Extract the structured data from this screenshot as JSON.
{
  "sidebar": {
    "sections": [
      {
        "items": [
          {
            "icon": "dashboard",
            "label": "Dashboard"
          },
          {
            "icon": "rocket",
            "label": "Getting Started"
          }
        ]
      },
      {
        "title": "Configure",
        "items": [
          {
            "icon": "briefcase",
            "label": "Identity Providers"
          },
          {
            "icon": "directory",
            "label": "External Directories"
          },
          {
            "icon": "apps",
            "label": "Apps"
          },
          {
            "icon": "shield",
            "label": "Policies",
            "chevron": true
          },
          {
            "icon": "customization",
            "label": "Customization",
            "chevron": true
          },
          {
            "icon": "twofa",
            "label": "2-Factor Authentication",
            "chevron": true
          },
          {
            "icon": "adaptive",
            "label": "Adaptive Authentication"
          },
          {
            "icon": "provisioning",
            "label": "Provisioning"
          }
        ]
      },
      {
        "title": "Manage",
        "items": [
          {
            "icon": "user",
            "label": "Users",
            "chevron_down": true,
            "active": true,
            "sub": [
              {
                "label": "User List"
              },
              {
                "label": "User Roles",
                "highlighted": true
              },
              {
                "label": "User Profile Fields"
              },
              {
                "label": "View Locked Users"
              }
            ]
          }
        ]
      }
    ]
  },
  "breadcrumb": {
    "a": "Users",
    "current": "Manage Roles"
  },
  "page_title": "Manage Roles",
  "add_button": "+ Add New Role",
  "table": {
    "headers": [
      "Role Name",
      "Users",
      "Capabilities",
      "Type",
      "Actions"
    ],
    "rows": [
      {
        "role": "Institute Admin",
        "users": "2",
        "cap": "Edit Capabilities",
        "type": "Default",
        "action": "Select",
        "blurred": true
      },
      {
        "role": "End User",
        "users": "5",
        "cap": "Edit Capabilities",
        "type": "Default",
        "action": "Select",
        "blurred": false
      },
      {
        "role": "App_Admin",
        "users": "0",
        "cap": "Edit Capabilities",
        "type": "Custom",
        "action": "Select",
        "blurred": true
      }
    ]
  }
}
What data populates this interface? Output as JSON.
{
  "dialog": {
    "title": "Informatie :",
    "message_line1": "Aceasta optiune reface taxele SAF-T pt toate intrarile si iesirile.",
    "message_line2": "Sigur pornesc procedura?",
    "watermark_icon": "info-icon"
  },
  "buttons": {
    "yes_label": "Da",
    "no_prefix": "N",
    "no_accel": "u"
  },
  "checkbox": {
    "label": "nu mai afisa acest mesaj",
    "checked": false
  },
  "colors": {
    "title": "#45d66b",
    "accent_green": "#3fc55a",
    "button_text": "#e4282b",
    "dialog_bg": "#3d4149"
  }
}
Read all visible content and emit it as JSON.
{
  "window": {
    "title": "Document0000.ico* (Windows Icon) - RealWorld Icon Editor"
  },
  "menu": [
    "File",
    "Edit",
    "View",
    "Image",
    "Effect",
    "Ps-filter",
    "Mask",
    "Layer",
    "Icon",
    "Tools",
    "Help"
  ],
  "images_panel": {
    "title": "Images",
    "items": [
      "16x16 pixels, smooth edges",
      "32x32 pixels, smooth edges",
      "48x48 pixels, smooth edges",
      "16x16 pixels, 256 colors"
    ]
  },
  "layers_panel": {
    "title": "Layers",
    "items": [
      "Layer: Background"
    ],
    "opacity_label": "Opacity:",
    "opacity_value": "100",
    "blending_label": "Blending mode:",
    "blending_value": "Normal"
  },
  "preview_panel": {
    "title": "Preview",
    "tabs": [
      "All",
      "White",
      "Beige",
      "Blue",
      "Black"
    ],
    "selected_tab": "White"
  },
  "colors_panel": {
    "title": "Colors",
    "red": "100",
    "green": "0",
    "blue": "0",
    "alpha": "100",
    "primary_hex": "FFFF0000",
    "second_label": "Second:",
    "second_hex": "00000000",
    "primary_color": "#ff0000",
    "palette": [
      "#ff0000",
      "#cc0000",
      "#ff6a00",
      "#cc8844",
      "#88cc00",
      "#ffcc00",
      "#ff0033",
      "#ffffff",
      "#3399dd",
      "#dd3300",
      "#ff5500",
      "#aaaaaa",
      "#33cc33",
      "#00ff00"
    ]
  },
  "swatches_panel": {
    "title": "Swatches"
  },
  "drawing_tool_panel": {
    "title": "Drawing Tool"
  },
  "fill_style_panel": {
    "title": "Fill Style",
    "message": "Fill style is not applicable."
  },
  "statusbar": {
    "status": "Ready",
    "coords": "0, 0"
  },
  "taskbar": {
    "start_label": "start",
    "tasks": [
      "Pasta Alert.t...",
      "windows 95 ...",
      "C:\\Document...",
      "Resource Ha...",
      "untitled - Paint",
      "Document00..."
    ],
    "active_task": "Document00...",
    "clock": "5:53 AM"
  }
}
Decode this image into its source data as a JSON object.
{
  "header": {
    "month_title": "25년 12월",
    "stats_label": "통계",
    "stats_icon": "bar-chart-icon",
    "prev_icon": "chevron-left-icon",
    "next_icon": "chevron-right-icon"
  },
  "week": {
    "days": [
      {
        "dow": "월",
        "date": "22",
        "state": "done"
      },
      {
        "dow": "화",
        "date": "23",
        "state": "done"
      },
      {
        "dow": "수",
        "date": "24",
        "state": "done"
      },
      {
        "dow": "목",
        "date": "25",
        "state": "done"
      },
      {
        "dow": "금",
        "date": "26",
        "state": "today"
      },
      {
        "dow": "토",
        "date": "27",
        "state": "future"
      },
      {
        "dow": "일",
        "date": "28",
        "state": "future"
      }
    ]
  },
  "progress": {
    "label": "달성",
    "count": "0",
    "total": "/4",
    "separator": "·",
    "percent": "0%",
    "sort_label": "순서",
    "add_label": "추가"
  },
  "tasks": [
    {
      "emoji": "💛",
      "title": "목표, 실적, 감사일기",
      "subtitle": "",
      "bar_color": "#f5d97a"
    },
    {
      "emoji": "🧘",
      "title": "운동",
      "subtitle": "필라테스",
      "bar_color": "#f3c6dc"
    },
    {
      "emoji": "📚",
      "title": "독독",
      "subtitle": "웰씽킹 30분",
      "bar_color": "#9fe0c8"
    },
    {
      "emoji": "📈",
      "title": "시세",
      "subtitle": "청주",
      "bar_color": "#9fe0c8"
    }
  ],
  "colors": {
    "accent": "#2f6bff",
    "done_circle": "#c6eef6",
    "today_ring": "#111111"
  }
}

→ **WRITTEN EXERCISE**:
Write every record out again, unaltered.

→ **RESULT BELOW**:
Extract the structured data from this screenshot as JSON.
{
  "sidebar": {
    "sections": [
      {
        "items": [
          {
            "icon": "dashboard",
            "label": "Dashboard"
          },
          {
            "icon": "rocket",
            "label": "Getting Started"
          }
        ]
      },
      {
        "title": "Configure",
        "items": [
          {
            "icon": "briefcase",
            "label": "Identity Providers"
          },
          {
            "icon": "directory",
            "label": "External Directories"
          },
          {
            "icon": "apps",
            "label": "Apps"
          },
          {
            "icon": "shield",
            "label": "Policies",
            "chevron": true
          },
          {
            "icon": "customization",
            "label": "Customization",
            "chevron": true
          },
          {
            "icon": "twofa",
            "label": "2-Factor Authentication",
            "chevron": true
          },
          {
            "icon": "adaptive",
            "label": "Adaptive Authentication"
          },
          {
            "icon": "provisioning",
            "label": "Provisioning"
          }
        ]
      },
      {
        "title": "Manage",
        "items": [
          {
            "icon": "user",
            "label": "Users",
            "chevron_down": true,
            "active": true,
            "sub": [
              {
                "label": "User List"
              },
              {
                "label": "User Roles",
                "highlighted": true
              },
              {
                "label": "User Profile Fields"
              },
              {
                "label": "View Locked Users"
              }
            ]
          }
        ]
      }
    ]
  },
  "breadcrumb": {
    "a": "Users",
    "current": "Manage Roles"
  },
  "page_title": "Manage Roles",
  "add_button": "+ Add New Role",
  "table": {
    "headers": [
      "Role Name",
      "Users",
      "Capabilities",
      "Type",
      "Actions"
    ],
    "rows": [
      {
        "role": "Institute Admin",
        "users": "2",
        "cap": "Edit Capabilities",
        "type": "Default",
        "action": "Select",
        "blurred": true
      },
      {
        "role": "End User",
        "users": "5",
        "cap": "Edit Capabilities",
        "type": "Default",
        "action": "Select",
        "blurred": false
      },
      {
        "role": "App_Admin",
        "users": "0",
        "cap": "Edit Capabilities",
        "type": "Custom",
        "action": "Select",
        "blurred": true
      }
    ]
  }
}
What data populates this interface? Output as JSON.
{
  "dialog": {
    "title": "Informatie :",
    "message_line1": "Aceasta optiune reface taxele SAF-T pt toate intrarile si iesirile.",
    "message_line2": "Sigur pornesc procedura?",
    "watermark_icon": "info-icon"
  },
  "buttons": {
    "yes_label": "Da",
    "no_prefix": "N",
    "no_accel": "u"
  },
  "checkbox": {
    "label": "nu mai afisa acest mesaj",
    "checked": false
  },
  "colors": {
    "title": "#45d66b",
    "accent_green": "#3fc55a",
    "button_text": "#e4282b",
    "dialog_bg": "#3d4149"
  }
}
Read all visible content and emit it as JSON.
{
  "window": {
    "title": "Document0000.ico* (Windows Icon) - RealWorld Icon Editor"
  },
  "menu": [
    "File",
    "Edit",
    "View",
    "Image",
    "Effect",
    "Ps-filter",
    "Mask",
    "Layer",
    "Icon",
    "Tools",
    "Help"
  ],
  "images_panel": {
    "title": "Images",
    "items": [
      "16x16 pixels, smooth edges",
      "32x32 pixels, smooth edges",
      "48x48 pixels, smooth edges",
      "16x16 pixels, 256 colors"
    ]
  },
  "layers_panel": {
    "title": "Layers",
    "items": [
      "Layer: Background"
    ],
    "opacity_label": "Opacity:",
    "opacity_value": "100",
    "blending_label": "Blending mode:",
    "blending_value": "Normal"
  },
  "preview_panel": {
    "title": "Preview",
    "tabs": [
      "All",
      "White",
      "Beige",
      "Blue",
      "Black"
    ],
    "selected_tab": "White"
  },
  "colors_panel": {
    "title": "Colors",
    "red": "100",
    "green": "0",
    "blue": "0",
    "alpha": "100",
    "primary_hex": "FFFF0000",
    "second_label": "Second:",
    "second_hex": "00000000",
    "primary_color": "#ff0000",
    "palette": [
      "#ff0000",
      "#cc0000",
      "#ff6a00",
      "#cc8844",
      "#88cc00",
      "#ffcc00",
      "#ff0033",
      "#ffffff",
      "#3399dd",
      "#dd3300",
      "#ff5500",
      "#aaaaaa",
      "#33cc33",
      "#00ff00"
    ]
  },
  "swatches_panel": {
    "title": "Swatches"
  },
  "drawing_tool_panel": {
    "title": "Drawing Tool"
  },
  "fill_style_panel": {
    "title": "Fill Style",
    "message": "Fill style is not applicable."
  },
  "statusbar": {
    "status": "Ready",
    "coords": "0, 0"
  },
  "taskbar": {
    "start_label": "start",
    "tasks": [
      "Pasta Alert.t...",
      "windows 95 ...",
      "C:\\Document...",
      "Resource Ha...",
      "untitled - Paint",
      "Document00..."
    ],
    "active_task": "Document00...",
    "clock": "5:53 AM"
  }
}
Decode this image into its source data as a JSON object.
{
  "header": {
    "month_title": "25년 12월",
    "stats_label": "통계",
    "stats_icon": "bar-chart-icon",
    "prev_icon": "chevron-left-icon",
    "next_icon": "chevron-right-icon"
  },
  "week": {
    "days": [
      {
        "dow": "월",
        "date": "22",
        "state": "done"
      },
      {
        "dow": "화",
        "date": "23",
        "state": "done"
      },
      {
        "dow": "수",
        "date": "24",
        "state": "done"
      },
      {
        "dow": "목",
        "date": "25",
        "state": "done"
      },
      {
        "dow": "금",
        "date": "26",
        "state": "today"
      },
      {
        "dow": "토",
        "date": "27",
        "state": "future"
      },
      {
        "dow": "일",
        "date": "28",
        "state": "future"
      }
    ]
  },
  "progress": {
    "label": "달성",
    "count": "0",
    "total": "/4",
    "separator": "·",
    "percent": "0%",
    "sort_label": "순서",
    "add_label": "추가"
  },
  "tasks": [
    {
      "emoji": "💛",
      "title": "목표, 실적, 감사일기",
      "subtitle": "",
      "bar_color": "#f5d97a"
    },
    {
      "emoji": "🧘",
      "title": "운동",
      "subtitle": "필라테스",
      "bar_color": "#f3c6dc"
    },
    {
      "emoji": "📚",
      "title": "독독",
      "subtitle": "웰씽킹 30분",
      "bar_color": "#9fe0c8"
    },
    {
      "emoji": "📈",
      "title": "시세",
      "subtitle": "청주",
      "bar_color": "#9fe0c8"
    }
  ],
  "colors": {
    "accent": "#2f6bff",
    "done_circle": "#c6eef6",
    "today_ring": "#111111"
  }
}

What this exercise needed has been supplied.